- _Stated exercise_:
Give the count of lines that include the string "Трейлер". Add nothing to it.

◆ ◆ ◆ ◆

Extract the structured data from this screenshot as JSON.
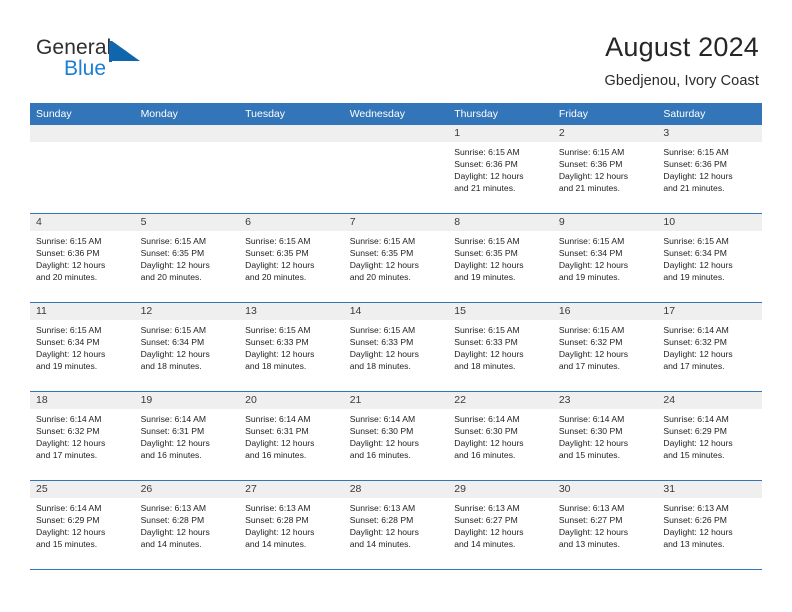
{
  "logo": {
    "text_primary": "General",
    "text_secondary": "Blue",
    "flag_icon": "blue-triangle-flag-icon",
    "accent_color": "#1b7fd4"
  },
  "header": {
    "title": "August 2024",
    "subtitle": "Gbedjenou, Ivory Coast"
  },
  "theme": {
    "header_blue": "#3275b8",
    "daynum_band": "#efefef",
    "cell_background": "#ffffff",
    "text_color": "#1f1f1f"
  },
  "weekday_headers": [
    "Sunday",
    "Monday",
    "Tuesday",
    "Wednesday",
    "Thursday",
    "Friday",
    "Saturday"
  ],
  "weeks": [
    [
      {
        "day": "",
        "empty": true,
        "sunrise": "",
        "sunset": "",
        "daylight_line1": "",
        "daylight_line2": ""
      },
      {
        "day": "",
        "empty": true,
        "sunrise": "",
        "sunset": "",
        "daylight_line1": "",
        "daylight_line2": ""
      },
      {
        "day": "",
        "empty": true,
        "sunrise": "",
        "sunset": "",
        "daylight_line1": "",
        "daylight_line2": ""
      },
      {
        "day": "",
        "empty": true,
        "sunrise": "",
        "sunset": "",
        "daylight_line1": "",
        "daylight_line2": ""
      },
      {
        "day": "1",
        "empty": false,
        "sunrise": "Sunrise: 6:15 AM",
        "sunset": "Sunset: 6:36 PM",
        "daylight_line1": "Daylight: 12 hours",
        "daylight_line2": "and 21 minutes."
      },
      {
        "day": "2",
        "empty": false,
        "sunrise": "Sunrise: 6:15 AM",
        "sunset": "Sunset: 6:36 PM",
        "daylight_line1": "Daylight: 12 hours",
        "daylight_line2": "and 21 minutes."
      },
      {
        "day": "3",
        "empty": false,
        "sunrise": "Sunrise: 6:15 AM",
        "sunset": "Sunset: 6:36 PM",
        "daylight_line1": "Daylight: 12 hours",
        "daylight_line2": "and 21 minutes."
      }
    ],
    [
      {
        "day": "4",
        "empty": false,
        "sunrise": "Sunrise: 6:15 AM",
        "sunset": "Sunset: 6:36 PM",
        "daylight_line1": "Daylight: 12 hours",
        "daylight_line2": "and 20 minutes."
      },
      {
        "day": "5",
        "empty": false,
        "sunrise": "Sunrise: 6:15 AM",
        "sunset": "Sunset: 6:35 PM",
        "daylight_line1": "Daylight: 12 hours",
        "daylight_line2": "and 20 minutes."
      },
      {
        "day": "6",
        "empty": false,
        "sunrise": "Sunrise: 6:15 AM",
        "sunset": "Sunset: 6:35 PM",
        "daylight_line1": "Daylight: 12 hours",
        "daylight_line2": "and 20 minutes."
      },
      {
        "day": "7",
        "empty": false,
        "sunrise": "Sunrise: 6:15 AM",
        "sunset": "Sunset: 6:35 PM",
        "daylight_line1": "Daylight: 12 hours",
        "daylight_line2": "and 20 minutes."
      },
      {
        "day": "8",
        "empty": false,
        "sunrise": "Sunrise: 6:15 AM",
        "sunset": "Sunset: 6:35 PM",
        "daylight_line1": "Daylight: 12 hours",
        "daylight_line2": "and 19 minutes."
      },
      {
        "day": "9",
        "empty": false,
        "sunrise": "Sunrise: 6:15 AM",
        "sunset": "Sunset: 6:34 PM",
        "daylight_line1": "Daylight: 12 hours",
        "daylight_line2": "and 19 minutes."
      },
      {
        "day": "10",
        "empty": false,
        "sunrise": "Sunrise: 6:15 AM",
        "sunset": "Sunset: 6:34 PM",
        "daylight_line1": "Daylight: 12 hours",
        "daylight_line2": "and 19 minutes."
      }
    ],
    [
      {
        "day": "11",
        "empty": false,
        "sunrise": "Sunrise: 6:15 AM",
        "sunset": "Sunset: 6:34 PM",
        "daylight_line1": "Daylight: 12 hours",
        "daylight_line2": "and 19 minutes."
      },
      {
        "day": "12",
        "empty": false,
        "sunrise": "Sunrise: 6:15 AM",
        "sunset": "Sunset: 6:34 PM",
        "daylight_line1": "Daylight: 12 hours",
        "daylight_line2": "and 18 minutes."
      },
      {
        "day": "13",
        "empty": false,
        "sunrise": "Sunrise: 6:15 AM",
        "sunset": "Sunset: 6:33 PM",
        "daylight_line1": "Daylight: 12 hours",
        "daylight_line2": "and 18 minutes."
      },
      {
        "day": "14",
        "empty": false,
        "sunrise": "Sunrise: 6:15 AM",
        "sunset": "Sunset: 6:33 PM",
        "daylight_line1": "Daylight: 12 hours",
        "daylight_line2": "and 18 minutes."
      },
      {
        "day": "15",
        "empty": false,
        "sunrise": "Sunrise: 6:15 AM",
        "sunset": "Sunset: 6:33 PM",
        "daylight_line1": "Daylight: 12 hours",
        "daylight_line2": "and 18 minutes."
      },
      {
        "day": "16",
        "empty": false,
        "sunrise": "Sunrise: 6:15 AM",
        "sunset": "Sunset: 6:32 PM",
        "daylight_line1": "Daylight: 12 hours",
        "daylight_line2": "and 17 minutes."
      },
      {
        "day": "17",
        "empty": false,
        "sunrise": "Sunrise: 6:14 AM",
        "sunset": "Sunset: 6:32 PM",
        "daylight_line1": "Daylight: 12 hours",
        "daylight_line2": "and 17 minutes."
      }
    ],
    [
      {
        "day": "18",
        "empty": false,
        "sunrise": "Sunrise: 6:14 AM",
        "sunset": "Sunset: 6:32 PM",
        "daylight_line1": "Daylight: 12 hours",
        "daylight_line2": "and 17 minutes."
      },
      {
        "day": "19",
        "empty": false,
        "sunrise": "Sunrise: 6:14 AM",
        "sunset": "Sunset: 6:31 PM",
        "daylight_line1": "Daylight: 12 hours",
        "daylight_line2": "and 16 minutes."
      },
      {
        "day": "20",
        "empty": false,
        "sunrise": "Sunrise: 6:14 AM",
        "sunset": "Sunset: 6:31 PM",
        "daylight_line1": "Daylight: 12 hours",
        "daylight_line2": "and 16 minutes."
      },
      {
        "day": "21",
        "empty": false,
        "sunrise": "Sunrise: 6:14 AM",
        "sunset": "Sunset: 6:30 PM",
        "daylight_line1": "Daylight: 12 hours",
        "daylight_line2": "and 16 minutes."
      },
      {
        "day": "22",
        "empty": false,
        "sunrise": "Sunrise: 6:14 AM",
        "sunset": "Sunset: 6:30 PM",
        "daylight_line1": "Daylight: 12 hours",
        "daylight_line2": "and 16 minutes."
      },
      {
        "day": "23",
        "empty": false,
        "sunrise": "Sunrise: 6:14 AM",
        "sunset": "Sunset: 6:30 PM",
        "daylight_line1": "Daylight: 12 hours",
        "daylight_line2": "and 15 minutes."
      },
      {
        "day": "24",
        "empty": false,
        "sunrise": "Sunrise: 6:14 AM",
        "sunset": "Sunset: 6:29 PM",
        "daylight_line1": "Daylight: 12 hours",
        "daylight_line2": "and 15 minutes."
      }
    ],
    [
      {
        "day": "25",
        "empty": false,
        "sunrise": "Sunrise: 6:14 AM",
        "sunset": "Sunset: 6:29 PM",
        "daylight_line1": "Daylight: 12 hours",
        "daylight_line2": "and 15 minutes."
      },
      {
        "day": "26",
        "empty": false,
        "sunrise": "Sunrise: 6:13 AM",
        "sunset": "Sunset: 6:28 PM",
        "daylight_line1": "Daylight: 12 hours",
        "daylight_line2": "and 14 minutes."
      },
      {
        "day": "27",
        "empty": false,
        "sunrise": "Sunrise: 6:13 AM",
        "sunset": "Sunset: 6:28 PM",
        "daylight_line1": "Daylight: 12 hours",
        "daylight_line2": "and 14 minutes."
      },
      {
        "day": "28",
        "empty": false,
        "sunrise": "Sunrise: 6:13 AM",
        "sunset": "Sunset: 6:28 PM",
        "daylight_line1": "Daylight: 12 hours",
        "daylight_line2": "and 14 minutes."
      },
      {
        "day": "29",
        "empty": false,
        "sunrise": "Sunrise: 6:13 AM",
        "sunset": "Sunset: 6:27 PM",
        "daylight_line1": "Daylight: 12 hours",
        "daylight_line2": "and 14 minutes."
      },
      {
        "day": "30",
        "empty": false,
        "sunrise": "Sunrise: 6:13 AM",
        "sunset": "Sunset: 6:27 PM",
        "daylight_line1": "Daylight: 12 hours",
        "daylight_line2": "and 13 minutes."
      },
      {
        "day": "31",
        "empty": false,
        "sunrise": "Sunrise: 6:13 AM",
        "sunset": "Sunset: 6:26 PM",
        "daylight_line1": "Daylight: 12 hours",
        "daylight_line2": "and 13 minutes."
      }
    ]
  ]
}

◆ ◆ ◆ ◆

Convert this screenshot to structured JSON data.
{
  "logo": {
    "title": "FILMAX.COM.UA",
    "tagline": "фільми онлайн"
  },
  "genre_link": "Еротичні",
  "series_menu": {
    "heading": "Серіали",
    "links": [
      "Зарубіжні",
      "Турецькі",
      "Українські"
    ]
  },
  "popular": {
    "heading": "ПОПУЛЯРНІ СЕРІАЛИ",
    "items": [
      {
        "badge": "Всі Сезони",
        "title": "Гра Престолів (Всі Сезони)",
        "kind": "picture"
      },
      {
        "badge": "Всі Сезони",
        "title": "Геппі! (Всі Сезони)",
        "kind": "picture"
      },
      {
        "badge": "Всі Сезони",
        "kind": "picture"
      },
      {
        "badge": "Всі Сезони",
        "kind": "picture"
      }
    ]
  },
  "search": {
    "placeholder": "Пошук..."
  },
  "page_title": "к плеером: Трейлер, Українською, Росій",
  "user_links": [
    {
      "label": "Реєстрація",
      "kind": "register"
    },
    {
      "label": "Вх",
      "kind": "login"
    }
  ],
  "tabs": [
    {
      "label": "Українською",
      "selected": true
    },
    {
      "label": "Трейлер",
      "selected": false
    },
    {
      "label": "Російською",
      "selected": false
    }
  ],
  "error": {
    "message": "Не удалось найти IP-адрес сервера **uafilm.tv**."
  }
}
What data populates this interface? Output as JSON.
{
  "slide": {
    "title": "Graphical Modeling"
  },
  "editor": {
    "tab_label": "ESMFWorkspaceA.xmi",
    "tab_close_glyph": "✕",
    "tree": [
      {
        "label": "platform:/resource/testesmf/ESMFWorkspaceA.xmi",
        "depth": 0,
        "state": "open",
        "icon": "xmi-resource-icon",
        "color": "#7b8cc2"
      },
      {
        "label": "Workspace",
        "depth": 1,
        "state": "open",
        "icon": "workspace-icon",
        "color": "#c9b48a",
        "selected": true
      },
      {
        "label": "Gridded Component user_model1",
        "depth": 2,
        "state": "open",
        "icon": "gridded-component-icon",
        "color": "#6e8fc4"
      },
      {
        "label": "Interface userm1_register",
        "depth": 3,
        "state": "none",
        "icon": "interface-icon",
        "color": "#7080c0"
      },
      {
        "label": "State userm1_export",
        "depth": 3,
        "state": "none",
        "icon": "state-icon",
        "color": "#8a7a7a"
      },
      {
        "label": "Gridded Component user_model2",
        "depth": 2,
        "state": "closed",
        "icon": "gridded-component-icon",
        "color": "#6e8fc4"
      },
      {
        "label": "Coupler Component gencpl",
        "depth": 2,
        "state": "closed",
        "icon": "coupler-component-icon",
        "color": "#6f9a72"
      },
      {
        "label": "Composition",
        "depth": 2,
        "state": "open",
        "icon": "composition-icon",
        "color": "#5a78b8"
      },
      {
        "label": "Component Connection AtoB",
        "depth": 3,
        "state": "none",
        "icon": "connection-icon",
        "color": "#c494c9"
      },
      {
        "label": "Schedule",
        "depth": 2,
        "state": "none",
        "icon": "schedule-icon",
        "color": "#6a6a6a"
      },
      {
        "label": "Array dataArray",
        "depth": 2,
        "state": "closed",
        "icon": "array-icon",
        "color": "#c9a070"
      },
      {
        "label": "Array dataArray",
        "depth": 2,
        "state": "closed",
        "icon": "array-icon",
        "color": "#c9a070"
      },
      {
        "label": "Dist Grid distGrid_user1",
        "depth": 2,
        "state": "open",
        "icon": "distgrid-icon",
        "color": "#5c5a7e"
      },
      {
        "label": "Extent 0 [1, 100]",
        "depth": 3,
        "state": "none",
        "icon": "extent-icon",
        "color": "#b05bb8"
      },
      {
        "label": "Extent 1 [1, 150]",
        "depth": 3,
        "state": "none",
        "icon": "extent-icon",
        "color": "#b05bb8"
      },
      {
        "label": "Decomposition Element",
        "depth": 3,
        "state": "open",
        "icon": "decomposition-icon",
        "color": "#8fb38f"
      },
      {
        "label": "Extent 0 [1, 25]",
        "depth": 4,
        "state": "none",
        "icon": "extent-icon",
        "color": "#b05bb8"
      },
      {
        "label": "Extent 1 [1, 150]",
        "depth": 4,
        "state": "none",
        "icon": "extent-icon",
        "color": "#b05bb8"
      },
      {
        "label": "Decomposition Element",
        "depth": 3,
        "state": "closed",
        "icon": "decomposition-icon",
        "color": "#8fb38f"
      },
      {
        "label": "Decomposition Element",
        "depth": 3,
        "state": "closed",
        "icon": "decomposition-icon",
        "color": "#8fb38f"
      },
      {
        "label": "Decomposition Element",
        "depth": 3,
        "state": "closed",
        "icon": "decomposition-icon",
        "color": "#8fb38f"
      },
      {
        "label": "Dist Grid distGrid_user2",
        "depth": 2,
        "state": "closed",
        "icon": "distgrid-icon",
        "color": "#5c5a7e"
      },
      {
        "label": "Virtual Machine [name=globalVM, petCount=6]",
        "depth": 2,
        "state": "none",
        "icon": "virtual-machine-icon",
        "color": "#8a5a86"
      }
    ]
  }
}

◆ ◆ ◆ ◆

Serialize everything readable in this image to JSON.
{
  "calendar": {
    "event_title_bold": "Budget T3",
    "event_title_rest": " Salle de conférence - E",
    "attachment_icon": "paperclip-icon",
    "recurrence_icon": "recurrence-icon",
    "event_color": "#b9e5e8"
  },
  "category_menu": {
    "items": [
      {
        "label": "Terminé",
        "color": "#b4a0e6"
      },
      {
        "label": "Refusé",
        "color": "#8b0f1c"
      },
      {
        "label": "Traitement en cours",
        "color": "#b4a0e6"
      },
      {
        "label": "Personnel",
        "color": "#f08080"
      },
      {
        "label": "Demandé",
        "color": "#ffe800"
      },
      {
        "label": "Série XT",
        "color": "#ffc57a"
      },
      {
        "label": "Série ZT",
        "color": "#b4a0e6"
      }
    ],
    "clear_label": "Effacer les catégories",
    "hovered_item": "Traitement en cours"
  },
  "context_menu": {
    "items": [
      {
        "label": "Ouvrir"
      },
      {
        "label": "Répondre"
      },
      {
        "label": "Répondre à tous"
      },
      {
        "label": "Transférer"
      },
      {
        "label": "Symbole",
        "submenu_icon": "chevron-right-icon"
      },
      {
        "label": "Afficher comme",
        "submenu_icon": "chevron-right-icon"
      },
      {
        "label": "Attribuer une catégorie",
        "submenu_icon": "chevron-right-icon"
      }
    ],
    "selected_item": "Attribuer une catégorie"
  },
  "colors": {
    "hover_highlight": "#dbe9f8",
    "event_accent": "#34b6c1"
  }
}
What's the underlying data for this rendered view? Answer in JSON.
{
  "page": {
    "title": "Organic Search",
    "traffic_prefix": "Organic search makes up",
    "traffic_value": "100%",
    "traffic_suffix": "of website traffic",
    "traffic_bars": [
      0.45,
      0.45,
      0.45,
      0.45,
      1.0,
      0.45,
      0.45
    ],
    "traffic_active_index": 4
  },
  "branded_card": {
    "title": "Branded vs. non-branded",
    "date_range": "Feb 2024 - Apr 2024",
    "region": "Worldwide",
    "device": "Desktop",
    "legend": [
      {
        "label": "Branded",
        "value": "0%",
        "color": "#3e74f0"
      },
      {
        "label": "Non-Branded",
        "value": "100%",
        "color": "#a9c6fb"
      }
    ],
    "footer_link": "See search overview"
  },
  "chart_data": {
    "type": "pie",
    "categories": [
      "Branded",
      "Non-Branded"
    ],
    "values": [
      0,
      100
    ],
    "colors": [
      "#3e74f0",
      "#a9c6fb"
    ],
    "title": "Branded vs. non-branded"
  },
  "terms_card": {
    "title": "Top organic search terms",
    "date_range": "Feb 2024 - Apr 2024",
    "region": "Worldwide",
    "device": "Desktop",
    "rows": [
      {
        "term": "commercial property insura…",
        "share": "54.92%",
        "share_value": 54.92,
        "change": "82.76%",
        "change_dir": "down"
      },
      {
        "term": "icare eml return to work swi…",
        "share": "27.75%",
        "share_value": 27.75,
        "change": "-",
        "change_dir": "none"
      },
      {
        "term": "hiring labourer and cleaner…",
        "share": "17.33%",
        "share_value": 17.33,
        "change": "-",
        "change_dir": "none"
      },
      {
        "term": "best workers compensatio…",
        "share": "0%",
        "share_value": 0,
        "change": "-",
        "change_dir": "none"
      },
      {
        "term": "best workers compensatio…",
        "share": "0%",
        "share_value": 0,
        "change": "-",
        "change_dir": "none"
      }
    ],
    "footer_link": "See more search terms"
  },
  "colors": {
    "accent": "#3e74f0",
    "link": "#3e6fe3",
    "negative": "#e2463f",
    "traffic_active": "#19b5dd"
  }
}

◆ ◆ ◆ ◆

- _Output of the task_:
2